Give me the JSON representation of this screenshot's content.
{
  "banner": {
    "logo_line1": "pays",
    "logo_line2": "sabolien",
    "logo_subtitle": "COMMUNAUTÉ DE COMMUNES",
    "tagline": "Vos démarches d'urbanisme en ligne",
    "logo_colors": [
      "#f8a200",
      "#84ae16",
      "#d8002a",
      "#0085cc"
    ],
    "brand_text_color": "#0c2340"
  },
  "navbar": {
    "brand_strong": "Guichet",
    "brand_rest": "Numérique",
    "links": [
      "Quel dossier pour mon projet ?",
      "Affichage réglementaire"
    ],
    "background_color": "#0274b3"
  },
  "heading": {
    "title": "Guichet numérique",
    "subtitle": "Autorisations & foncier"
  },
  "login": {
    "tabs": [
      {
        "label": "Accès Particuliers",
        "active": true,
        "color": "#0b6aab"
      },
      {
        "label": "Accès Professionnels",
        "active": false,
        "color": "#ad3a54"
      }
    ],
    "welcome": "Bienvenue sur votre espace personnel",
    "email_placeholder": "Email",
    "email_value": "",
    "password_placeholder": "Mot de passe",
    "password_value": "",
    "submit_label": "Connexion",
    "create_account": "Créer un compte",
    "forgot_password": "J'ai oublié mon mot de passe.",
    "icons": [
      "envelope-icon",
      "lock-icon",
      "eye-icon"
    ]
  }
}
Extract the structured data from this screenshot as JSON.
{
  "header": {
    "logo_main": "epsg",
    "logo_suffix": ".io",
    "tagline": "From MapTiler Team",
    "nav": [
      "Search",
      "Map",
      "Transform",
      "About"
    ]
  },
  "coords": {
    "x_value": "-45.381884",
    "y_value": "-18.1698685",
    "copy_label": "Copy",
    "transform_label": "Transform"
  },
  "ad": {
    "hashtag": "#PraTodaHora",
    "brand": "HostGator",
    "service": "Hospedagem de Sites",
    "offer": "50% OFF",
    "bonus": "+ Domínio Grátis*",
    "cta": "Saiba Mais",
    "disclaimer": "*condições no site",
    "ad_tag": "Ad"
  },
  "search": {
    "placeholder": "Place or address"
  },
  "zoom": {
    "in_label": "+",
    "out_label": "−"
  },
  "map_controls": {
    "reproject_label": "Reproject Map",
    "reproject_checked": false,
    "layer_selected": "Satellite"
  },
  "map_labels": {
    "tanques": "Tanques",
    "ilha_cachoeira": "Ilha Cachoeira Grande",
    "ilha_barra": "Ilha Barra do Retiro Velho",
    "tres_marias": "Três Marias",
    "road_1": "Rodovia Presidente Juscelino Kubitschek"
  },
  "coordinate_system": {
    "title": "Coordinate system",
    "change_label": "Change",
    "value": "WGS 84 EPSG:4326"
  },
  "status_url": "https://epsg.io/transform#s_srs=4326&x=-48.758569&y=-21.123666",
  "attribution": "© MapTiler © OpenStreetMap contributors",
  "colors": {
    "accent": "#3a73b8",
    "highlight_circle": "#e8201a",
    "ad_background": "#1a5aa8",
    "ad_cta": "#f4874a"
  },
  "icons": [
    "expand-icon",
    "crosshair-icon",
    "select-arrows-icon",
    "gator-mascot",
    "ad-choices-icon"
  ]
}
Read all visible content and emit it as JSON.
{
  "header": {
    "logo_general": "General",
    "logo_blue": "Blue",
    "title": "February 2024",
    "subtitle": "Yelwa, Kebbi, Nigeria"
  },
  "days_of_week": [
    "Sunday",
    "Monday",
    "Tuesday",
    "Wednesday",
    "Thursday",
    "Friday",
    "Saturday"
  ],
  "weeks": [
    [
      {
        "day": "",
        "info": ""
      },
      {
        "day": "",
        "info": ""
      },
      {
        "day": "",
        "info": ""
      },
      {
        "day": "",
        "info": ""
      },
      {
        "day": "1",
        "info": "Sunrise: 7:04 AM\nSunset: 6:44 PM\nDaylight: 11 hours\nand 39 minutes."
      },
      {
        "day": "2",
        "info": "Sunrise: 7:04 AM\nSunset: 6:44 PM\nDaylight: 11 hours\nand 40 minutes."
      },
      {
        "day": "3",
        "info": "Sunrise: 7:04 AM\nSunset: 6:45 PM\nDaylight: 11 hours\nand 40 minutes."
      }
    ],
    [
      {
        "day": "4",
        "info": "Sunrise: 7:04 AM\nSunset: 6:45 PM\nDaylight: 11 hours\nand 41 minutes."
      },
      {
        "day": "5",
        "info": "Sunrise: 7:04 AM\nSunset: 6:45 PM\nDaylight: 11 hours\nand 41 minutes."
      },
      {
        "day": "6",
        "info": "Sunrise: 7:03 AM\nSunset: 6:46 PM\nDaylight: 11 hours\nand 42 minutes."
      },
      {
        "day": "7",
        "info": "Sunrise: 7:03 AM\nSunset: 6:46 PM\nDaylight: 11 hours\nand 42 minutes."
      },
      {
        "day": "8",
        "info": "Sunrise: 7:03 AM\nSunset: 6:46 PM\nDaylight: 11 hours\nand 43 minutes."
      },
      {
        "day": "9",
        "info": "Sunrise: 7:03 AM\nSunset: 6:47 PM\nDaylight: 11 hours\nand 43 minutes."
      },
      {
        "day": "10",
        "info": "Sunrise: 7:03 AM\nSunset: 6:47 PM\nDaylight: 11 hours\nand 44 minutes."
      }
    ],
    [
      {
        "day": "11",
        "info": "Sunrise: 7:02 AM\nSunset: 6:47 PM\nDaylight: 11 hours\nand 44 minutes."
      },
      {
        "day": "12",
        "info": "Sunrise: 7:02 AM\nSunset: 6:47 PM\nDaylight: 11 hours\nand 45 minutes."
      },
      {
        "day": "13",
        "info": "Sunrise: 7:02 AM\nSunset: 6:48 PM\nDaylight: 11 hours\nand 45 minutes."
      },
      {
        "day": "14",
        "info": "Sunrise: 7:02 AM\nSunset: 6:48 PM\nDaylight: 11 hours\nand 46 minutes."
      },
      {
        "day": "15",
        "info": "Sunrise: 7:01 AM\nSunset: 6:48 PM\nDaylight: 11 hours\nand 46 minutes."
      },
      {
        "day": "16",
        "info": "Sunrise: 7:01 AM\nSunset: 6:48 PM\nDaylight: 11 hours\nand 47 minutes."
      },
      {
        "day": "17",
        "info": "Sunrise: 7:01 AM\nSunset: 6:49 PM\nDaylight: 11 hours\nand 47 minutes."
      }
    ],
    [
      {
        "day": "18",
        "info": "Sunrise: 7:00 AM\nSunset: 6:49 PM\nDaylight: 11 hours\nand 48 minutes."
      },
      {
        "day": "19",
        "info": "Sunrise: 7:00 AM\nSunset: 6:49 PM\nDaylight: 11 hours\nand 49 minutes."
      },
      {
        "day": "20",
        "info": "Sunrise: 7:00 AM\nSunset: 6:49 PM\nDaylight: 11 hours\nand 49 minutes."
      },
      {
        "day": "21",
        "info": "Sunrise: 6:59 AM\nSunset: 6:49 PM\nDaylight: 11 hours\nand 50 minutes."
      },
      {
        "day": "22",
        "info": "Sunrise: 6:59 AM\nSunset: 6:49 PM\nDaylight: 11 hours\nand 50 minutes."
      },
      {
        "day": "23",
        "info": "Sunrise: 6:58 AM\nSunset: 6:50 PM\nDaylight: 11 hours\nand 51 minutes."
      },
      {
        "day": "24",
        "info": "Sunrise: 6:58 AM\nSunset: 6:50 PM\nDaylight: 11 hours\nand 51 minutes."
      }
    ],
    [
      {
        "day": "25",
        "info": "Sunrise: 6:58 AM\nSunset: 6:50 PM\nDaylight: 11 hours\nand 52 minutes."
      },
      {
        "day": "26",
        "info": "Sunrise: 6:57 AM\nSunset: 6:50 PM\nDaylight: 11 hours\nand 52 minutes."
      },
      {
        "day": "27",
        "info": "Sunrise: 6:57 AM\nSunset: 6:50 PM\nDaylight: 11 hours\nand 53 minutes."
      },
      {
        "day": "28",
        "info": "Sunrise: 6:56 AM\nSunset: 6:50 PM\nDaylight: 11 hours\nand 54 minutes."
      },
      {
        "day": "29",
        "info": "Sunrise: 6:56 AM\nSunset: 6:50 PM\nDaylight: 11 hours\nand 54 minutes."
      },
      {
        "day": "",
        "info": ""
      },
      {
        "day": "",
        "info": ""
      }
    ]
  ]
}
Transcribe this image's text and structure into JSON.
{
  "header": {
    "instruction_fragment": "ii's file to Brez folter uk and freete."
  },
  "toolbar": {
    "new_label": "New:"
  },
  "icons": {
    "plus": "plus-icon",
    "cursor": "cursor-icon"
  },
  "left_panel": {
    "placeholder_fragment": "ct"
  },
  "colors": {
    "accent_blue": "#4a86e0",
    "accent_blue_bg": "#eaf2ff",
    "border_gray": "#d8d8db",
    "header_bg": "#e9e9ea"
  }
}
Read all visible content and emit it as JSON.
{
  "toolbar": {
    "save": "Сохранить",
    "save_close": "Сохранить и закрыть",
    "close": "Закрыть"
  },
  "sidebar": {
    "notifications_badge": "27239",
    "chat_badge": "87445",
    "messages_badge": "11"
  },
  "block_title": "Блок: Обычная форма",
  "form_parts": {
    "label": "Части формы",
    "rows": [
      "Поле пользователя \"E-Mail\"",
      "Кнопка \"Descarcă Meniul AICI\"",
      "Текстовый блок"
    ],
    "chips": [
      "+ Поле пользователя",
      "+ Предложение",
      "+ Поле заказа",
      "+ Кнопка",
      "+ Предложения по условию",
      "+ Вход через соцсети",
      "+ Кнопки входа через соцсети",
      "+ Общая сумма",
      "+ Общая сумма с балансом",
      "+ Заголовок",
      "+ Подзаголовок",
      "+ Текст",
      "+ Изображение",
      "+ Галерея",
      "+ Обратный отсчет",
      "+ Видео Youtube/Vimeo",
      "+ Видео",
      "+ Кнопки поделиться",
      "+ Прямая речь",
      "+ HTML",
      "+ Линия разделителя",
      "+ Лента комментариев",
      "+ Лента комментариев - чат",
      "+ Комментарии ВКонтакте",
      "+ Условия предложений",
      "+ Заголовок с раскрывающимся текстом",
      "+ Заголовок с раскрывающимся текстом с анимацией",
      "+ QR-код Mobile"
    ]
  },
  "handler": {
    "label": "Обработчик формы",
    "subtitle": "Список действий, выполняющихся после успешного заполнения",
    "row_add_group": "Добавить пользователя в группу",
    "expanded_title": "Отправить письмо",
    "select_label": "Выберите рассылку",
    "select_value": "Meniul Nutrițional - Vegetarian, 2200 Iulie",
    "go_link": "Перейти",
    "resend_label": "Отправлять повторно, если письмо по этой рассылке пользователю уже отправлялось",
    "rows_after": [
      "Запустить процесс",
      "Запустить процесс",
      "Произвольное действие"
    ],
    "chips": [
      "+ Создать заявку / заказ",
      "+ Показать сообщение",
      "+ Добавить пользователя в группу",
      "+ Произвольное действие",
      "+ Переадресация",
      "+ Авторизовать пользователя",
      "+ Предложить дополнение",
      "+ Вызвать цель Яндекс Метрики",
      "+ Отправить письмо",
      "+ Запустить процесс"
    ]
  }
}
----
WRITTEN EXERCISE >> Locate the word "действие" in the entries, and copy every line where it is found.

SOLUTION TO THE EXERCISE >>
      "Произвольное действие"
      "+ Произвольное действие",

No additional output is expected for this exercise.